• **Exercise brief**: Find each line with the string "BEER" and copy it.

- - - - - - -

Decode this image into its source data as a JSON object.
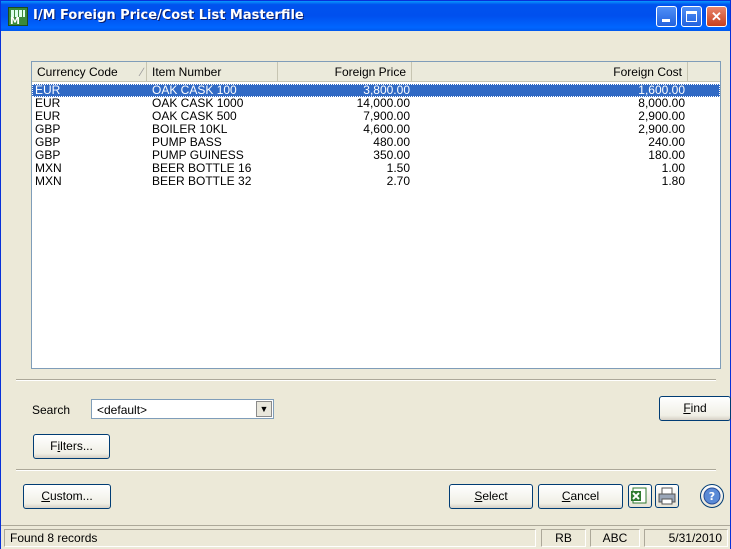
{
  "window": {
    "title": "I/M Foreign Price/Cost List Masterfile"
  },
  "list": {
    "columns": [
      "Currency Code",
      "Item Number",
      "Foreign Price",
      "Foreign Cost"
    ],
    "rows": [
      {
        "currency": "EUR",
        "item": "OAK CASK 100",
        "price": "3,800.00",
        "cost": "1,600.00",
        "selected": true
      },
      {
        "currency": "EUR",
        "item": "OAK CASK 1000",
        "price": "14,000.00",
        "cost": "8,000.00"
      },
      {
        "currency": "EUR",
        "item": "OAK CASK 500",
        "price": "7,900.00",
        "cost": "2,900.00"
      },
      {
        "currency": "GBP",
        "item": "BOILER 10KL",
        "price": "4,600.00",
        "cost": "2,900.00"
      },
      {
        "currency": "GBP",
        "item": "PUMP BASS",
        "price": "480.00",
        "cost": "240.00"
      },
      {
        "currency": "GBP",
        "item": "PUMP GUINESS",
        "price": "350.00",
        "cost": "180.00"
      },
      {
        "currency": "MXN",
        "item": "BEER BOTTLE 16",
        "price": "1.50",
        "cost": "1.00"
      },
      {
        "currency": "MXN",
        "item": "BEER BOTTLE 32",
        "price": "2.70",
        "cost": "1.80"
      }
    ]
  },
  "search": {
    "label": "Search",
    "value": "<default>"
  },
  "buttons": {
    "find": "Find",
    "filters": "Filters...",
    "custom": "Custom...",
    "select": "Select",
    "cancel": "Cancel"
  },
  "status": {
    "message": "Found 8 records",
    "user": "RB",
    "company": "ABC",
    "date": "5/31/2010"
  },
  "colors": {
    "selection": "#316ac5",
    "titlebar": "#0050ee"
  }
}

- - - - - - -

• **Answer to the problem**:
        "item": "BEER BOTTLE 16",
        "item": "BEER BOTTLE 32",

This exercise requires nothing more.